··· Supplied records ···
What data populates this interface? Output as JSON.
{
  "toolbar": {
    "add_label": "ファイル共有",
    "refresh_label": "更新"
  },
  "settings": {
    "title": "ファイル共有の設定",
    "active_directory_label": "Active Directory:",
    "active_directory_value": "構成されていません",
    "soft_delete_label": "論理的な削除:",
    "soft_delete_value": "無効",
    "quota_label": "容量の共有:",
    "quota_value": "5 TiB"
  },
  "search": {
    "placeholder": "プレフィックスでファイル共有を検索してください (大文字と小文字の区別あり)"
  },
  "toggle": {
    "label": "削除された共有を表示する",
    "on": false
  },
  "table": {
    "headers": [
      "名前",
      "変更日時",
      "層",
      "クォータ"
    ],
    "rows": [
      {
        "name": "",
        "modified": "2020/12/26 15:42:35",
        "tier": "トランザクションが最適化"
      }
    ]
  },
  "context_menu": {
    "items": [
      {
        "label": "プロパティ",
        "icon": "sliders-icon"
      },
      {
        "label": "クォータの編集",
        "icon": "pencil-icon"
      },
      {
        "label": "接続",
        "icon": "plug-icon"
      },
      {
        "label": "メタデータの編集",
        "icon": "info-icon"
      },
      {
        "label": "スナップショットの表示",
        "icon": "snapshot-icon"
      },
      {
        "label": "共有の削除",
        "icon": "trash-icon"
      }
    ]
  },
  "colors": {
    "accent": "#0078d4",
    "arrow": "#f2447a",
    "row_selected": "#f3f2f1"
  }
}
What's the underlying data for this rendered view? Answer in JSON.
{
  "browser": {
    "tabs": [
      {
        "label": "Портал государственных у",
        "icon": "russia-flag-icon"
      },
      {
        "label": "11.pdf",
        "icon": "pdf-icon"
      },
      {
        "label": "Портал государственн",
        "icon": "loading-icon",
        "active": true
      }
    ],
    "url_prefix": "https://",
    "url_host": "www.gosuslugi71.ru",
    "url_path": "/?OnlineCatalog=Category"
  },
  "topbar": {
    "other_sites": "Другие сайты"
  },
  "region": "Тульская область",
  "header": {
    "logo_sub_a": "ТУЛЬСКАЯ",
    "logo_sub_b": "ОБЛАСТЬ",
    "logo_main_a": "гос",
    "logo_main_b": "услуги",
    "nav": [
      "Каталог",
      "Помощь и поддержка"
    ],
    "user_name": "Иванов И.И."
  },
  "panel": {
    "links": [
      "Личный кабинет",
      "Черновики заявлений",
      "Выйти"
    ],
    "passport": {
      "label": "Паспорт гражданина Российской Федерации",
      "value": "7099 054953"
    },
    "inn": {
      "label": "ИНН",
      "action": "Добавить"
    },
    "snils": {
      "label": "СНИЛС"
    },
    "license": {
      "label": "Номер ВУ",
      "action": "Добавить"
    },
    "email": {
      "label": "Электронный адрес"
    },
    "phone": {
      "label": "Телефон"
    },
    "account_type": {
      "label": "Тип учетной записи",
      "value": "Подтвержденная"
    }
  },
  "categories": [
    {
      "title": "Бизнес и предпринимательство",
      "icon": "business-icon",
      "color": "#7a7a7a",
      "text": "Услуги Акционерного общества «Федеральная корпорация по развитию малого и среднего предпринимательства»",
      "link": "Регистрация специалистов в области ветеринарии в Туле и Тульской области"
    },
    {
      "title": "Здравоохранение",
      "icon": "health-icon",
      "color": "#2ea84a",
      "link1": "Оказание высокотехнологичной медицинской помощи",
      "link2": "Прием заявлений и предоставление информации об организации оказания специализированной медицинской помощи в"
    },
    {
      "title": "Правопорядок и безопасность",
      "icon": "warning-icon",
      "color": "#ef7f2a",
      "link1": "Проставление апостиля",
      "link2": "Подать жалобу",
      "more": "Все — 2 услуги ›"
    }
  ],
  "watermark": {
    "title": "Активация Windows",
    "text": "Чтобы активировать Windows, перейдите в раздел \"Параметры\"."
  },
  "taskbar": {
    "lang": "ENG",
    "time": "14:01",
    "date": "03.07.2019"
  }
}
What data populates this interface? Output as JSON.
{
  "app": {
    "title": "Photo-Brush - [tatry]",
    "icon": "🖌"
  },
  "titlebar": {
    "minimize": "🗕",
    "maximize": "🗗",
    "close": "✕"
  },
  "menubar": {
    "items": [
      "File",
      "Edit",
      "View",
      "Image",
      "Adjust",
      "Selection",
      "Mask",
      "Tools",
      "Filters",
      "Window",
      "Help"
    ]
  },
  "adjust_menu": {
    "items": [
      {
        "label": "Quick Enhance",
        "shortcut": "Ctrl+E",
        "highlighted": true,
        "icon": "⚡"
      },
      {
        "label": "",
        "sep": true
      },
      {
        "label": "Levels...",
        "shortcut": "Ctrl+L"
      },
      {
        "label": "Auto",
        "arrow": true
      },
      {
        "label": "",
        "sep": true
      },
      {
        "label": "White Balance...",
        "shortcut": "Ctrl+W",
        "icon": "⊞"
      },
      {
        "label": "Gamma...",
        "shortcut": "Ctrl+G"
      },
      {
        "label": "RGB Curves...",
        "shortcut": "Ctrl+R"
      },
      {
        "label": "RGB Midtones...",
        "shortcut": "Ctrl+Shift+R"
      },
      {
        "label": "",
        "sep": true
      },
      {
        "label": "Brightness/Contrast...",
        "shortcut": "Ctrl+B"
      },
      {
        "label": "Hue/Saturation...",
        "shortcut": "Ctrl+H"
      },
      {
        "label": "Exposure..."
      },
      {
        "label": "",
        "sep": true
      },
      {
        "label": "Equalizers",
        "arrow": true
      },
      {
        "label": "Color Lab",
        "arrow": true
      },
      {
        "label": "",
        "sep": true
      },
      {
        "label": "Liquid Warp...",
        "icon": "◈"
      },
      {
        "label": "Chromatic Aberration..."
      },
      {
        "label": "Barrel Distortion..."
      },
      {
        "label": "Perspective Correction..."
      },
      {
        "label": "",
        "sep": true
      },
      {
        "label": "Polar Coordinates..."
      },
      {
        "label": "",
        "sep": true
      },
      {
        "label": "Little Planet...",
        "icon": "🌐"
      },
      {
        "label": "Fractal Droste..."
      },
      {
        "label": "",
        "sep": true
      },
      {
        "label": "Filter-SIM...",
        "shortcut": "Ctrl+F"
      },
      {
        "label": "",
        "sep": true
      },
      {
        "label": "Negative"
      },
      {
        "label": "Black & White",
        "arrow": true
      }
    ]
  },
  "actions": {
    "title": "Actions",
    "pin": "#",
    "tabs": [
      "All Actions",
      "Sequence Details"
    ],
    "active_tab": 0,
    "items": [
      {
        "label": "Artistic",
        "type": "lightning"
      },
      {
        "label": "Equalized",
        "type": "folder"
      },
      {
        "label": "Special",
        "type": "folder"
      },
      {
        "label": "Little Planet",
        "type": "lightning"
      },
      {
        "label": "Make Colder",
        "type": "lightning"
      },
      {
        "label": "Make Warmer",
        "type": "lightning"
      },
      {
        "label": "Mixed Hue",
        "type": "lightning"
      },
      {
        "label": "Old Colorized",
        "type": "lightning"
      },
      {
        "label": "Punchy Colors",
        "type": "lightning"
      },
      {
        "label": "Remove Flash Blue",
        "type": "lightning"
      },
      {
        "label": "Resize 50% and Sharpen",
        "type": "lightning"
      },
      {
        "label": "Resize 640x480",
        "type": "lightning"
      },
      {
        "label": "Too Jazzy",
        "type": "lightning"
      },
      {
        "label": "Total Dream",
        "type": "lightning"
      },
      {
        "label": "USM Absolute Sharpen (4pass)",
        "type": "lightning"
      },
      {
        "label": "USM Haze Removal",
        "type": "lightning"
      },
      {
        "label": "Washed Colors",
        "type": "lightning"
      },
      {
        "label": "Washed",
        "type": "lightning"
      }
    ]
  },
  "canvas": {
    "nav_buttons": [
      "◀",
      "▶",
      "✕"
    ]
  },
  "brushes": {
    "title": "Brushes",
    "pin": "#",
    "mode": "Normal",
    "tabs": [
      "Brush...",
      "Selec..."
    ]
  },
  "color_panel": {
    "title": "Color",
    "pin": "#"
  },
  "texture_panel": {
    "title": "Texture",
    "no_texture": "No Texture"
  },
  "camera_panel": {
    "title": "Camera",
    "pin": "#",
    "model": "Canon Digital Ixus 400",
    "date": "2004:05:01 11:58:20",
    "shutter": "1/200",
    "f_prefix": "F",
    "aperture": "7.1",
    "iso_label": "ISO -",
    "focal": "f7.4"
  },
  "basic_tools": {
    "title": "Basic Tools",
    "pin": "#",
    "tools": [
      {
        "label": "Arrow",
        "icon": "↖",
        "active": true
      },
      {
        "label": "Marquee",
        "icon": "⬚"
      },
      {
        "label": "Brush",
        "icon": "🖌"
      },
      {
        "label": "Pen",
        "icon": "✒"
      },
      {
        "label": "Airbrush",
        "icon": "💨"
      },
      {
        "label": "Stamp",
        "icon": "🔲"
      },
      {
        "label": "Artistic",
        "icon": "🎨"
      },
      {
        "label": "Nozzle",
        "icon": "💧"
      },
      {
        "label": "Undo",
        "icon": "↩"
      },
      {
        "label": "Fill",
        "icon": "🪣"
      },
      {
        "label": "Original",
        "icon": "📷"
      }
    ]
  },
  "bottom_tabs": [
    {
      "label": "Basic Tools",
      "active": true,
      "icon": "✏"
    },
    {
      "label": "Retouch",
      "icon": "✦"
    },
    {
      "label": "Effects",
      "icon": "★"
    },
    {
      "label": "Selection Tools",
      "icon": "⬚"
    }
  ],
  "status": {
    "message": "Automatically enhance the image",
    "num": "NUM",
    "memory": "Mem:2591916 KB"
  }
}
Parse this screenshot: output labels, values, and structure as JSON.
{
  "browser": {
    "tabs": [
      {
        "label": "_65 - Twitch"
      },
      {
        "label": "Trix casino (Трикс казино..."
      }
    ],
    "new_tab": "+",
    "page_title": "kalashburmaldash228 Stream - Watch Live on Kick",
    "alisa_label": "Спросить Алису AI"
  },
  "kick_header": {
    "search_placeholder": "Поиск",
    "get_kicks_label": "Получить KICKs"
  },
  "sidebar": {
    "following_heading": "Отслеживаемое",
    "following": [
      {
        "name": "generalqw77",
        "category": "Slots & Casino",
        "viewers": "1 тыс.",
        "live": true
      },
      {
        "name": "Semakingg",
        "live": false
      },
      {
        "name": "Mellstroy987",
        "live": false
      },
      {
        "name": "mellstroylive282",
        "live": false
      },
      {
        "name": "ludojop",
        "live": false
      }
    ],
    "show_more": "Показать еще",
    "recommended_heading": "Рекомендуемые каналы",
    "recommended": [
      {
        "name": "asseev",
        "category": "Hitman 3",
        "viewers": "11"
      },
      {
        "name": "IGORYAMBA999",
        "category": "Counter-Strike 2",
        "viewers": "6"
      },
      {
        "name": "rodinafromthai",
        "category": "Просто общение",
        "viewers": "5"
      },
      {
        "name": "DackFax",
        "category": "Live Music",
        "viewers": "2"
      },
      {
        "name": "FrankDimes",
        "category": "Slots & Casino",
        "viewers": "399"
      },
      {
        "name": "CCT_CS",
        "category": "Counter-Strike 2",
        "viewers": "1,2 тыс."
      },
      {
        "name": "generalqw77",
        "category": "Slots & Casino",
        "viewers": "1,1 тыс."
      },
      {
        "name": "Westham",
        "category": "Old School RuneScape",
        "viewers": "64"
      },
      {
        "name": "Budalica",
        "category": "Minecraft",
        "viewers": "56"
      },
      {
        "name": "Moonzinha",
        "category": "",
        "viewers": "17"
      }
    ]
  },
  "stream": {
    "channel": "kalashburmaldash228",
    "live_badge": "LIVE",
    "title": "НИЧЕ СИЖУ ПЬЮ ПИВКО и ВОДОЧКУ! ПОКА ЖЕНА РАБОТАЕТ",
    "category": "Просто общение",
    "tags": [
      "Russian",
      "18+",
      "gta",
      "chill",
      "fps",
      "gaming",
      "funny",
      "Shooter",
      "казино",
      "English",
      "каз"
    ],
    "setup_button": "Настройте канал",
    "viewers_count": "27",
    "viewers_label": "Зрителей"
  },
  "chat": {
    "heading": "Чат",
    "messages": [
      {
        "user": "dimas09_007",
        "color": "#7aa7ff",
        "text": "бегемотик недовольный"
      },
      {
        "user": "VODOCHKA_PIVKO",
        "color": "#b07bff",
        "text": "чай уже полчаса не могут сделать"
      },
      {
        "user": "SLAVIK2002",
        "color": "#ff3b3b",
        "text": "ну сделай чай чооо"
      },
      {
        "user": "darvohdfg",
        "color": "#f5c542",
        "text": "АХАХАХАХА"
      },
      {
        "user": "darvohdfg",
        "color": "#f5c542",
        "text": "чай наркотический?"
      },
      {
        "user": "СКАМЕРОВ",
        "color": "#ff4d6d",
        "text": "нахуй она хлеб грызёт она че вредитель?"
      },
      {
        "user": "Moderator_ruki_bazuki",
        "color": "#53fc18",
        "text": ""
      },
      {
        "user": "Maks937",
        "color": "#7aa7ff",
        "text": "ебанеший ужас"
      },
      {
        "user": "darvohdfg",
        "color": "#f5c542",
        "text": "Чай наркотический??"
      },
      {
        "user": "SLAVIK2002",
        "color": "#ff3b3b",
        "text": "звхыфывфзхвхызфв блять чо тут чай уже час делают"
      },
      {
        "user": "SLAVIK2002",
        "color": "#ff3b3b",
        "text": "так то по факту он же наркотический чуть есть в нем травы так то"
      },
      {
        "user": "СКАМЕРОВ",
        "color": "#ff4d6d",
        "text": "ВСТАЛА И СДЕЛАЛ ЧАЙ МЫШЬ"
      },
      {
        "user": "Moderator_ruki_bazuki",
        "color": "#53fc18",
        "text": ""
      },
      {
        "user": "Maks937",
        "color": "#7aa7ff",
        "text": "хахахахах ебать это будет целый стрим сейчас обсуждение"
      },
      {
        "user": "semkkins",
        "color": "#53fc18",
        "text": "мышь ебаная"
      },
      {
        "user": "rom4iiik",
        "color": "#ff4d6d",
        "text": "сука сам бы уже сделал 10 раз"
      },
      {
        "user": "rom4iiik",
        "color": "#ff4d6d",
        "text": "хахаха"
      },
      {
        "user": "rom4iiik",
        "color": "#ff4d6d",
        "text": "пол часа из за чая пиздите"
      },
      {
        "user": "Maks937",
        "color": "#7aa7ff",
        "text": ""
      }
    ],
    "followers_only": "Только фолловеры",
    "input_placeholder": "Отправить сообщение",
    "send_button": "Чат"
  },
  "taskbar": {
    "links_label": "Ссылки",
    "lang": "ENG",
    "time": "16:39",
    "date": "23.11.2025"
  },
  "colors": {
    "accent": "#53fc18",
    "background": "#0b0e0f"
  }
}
···
• _Given instruction_: Copy each line that contains the word "this".

• _Exercise output_:
What data populates this interface? Output as JSON.
What's the underlying data for this rendered view? Answer in JSON.
What data populates this interface? Output as JSON.
Parse this screenshot: output labels, values, and structure as JSON.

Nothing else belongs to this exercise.